**Directions**
Every line of the listing below should be written out exactly, minus its images.

**Stored data**

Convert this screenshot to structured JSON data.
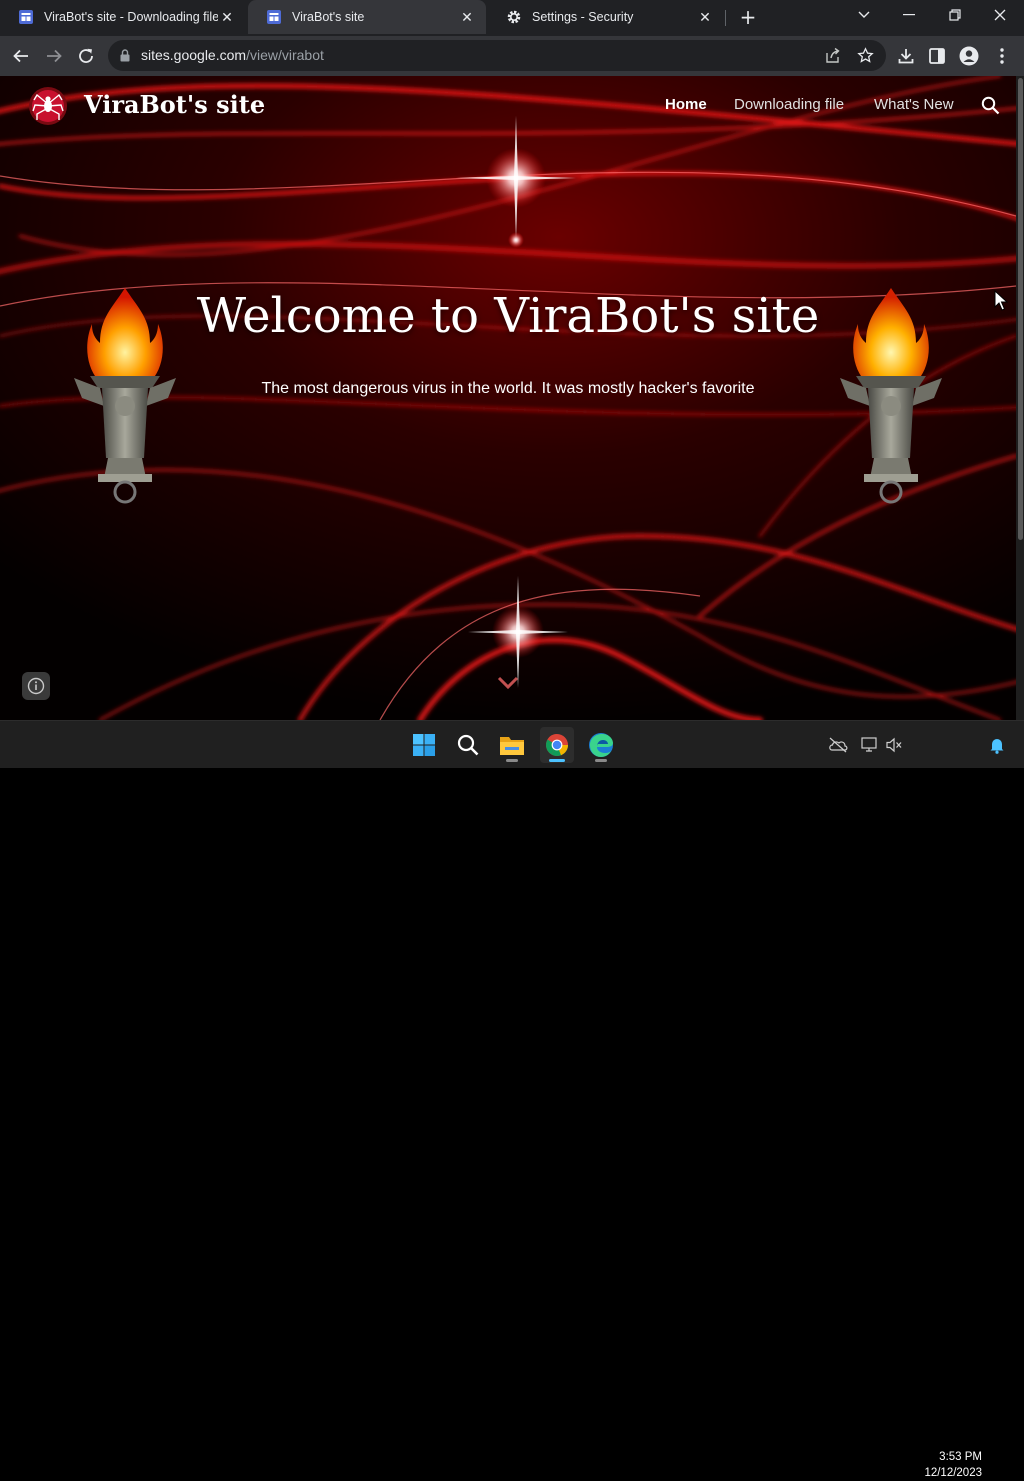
{
  "browser": {
    "tabs": [
      {
        "title": "ViraBot's site - Downloading file",
        "active": false,
        "favicon": "google-sites-icon"
      },
      {
        "title": "ViraBot's site",
        "active": true,
        "favicon": "google-sites-icon"
      },
      {
        "title": "Settings - Security",
        "active": false,
        "favicon": "gear-icon"
      }
    ],
    "url_domain": "sites.google.com",
    "url_path": "/view/virabot"
  },
  "site": {
    "name": "ViraBot's site",
    "nav": [
      {
        "label": "Home",
        "active": true
      },
      {
        "label": "Downloading file",
        "active": false
      },
      {
        "label": "What's New",
        "active": false
      }
    ],
    "hero_title": "Welcome to ViraBot's site",
    "hero_subtitle": "The most dangerous virus in the world. It was mostly hacker's favorite"
  },
  "taskbar": {
    "apps": [
      "start-icon",
      "search-icon",
      "file-explorer-icon",
      "chrome-icon",
      "edge-icon"
    ],
    "active_app": "chrome-icon",
    "time": "3:53 PM",
    "date": "12/12/2023"
  },
  "colors": {
    "tab_strip": "#202124",
    "toolbar": "#35363a",
    "accent_red": "#ff1a1a",
    "taskbar": "#202020",
    "active_indicator": "#4cc2ff"
  }
}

**Finished task**
Convert this screenshot to structured JSON data.
{
  "browser": {
    "tabs": [
      {
        "title": "ViraBot's site - Downloading file",
        "active": false,
        "favicon": "google-sites-icon"
      },
      {
        "title": "ViraBot's site",
        "active": true,
        "favicon": "google-sites-icon"
      },
      {
        "title": "Settings - Security",
        "active": false,
        "favicon": "gear-icon"
      }
    ],
    "url_domain": "sites.google.com",
    "url_path": "/view/virabot"
  },
  "site": {
    "name": "ViraBot's site",
    "nav": [
      {
        "label": "Home",
        "active": true
      },
      {
        "label": "Downloading file",
        "active": false
      },
      {
        "label": "What's New",
        "active": false
      }
    ],
    "hero_title": "Welcome to ViraBot's site",
    "hero_subtitle": "The most dangerous virus in the world. It was mostly hacker's favorite"
  },
  "taskbar": {
    "apps": [
      "start-icon",
      "search-icon",
      "file-explorer-icon",
      "chrome-icon",
      "edge-icon"
    ],
    "active_app": "chrome-icon",
    "time": "3:53 PM",
    "date": "12/12/2023"
  },
  "colors": {
    "tab_strip": "#202124",
    "toolbar": "#35363a",
    "accent_red": "#ff1a1a",
    "taskbar": "#202020",
    "active_indicator": "#4cc2ff"
  }
}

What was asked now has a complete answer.